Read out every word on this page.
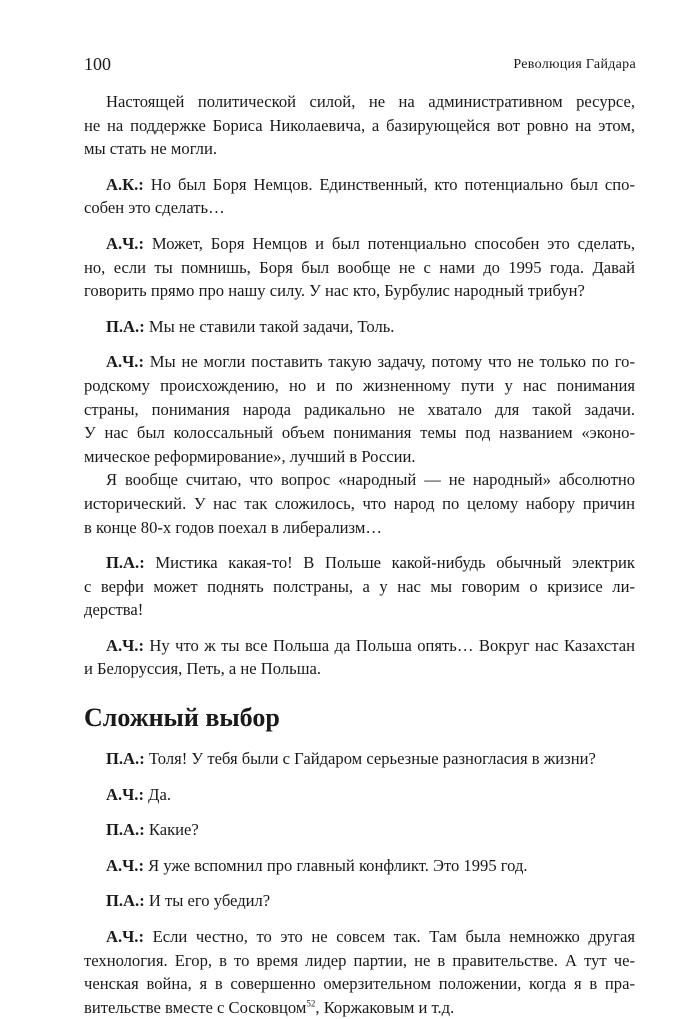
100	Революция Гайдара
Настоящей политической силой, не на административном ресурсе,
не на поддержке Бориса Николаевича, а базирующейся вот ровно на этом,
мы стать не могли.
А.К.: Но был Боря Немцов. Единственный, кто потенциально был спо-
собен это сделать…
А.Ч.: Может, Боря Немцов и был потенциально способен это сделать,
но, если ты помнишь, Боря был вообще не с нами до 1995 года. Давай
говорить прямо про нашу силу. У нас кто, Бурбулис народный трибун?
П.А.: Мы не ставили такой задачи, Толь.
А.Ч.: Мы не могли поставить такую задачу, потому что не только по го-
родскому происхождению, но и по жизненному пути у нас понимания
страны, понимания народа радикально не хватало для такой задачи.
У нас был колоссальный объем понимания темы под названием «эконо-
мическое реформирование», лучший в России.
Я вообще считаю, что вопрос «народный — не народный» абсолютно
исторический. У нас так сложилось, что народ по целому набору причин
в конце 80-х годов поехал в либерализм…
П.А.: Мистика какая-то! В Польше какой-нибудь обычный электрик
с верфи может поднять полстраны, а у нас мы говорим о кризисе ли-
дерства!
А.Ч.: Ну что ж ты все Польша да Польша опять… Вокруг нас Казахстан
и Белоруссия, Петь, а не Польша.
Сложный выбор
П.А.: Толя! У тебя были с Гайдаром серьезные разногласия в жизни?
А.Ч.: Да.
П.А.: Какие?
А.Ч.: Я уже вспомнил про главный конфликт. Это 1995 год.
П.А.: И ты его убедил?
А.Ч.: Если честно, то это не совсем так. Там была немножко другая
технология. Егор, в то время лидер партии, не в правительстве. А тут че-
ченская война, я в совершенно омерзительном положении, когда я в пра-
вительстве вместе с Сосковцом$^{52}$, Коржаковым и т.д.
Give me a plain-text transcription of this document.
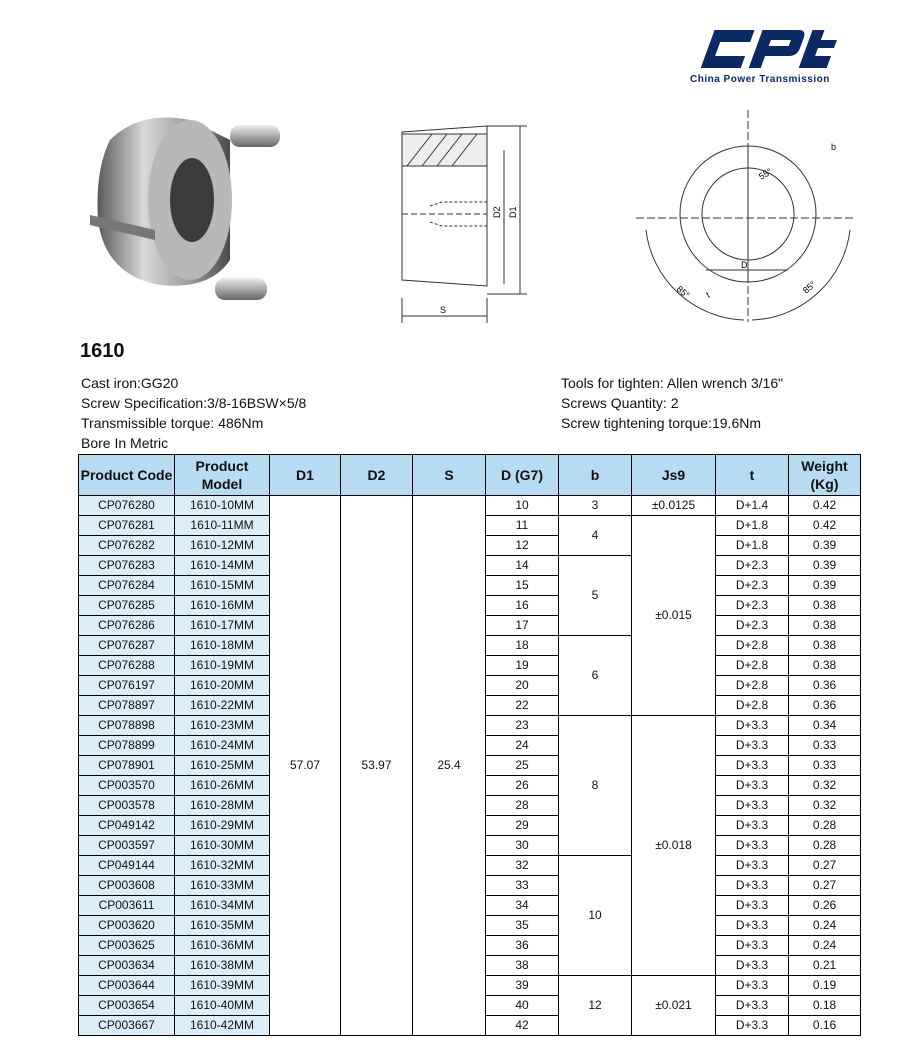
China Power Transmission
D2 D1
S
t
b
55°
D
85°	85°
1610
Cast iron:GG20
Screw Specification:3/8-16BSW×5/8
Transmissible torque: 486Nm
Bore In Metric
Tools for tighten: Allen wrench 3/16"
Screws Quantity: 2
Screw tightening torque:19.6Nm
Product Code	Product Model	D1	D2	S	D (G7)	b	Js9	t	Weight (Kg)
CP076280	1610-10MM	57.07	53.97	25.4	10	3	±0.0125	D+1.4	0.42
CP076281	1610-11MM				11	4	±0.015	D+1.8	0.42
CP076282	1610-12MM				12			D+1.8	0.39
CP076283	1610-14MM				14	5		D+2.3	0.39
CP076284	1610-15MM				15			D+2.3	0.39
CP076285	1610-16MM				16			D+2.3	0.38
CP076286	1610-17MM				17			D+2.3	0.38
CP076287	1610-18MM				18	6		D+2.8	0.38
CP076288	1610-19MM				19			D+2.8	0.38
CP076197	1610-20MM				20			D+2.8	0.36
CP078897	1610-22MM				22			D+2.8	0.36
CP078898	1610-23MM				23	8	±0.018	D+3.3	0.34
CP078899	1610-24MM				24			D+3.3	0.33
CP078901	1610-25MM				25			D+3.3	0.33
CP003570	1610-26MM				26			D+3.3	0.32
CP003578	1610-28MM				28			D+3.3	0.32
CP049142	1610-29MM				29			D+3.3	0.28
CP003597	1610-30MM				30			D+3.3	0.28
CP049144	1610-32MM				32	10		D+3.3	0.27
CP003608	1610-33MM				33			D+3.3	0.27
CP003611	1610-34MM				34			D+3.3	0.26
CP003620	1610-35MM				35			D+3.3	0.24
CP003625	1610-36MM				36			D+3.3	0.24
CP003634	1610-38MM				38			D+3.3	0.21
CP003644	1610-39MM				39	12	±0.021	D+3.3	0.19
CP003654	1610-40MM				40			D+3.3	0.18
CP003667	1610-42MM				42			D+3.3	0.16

☆ ☆ ☆

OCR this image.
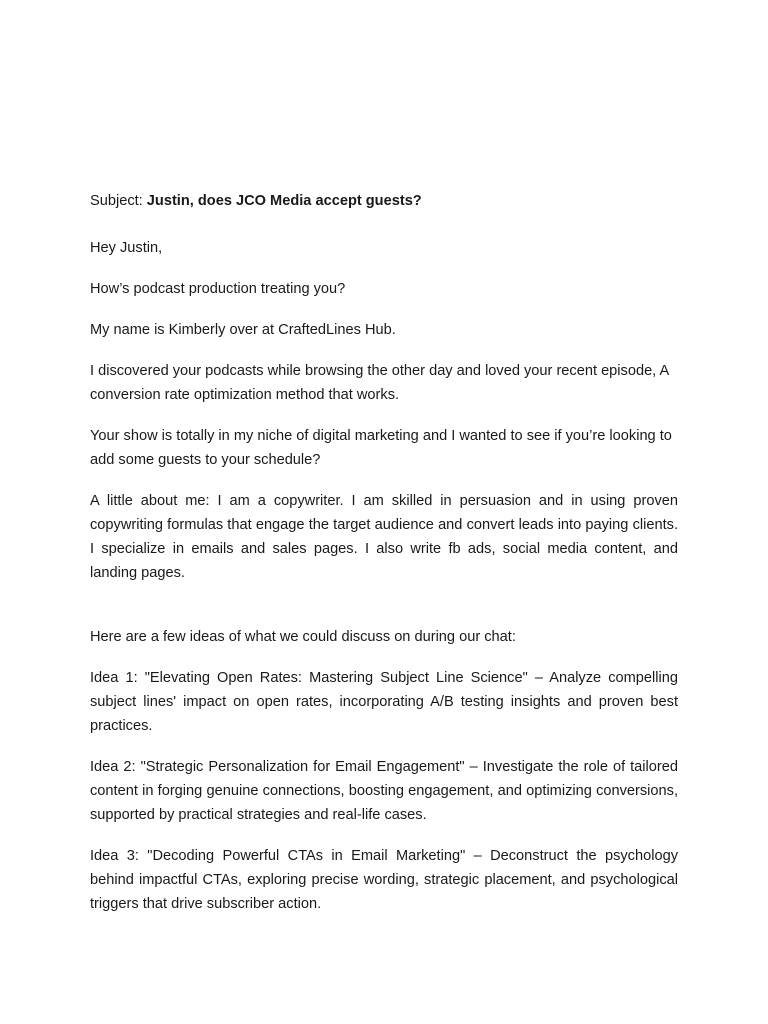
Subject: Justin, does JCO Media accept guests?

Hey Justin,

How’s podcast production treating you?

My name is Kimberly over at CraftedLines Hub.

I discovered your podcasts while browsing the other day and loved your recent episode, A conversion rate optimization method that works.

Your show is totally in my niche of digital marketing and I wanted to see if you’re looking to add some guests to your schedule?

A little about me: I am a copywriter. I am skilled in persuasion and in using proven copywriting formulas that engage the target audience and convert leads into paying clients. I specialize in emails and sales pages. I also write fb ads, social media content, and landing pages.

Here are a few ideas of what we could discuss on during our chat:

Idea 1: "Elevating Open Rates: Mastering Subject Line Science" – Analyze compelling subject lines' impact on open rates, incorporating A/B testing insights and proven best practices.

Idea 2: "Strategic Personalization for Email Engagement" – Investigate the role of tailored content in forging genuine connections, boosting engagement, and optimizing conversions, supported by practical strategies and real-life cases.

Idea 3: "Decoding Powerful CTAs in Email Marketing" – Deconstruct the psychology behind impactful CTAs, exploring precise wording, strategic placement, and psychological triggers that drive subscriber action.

☆ ☆ ☆

**Aim of the exercise:** In the entries above, find each line with the string "that" and copy it.

**Exercise response:**
I discovered your podcasts while browsing the other day and loved your recent episode, A conversion rate optimization method that works.
A little about me: I am a copywriter. I am skilled in persuasion and in using proven copywriting formulas that engage the target audience and convert leads into paying clients. I specialize in emails and sales pages. I also write fb ads, social media content, and landing pages.
Idea 3: "Decoding Powerful CTAs in Email Marketing" – Deconstruct the psychology behind impactful CTAs, exploring precise wording, strategic placement, and psychological triggers that drive subscriber action.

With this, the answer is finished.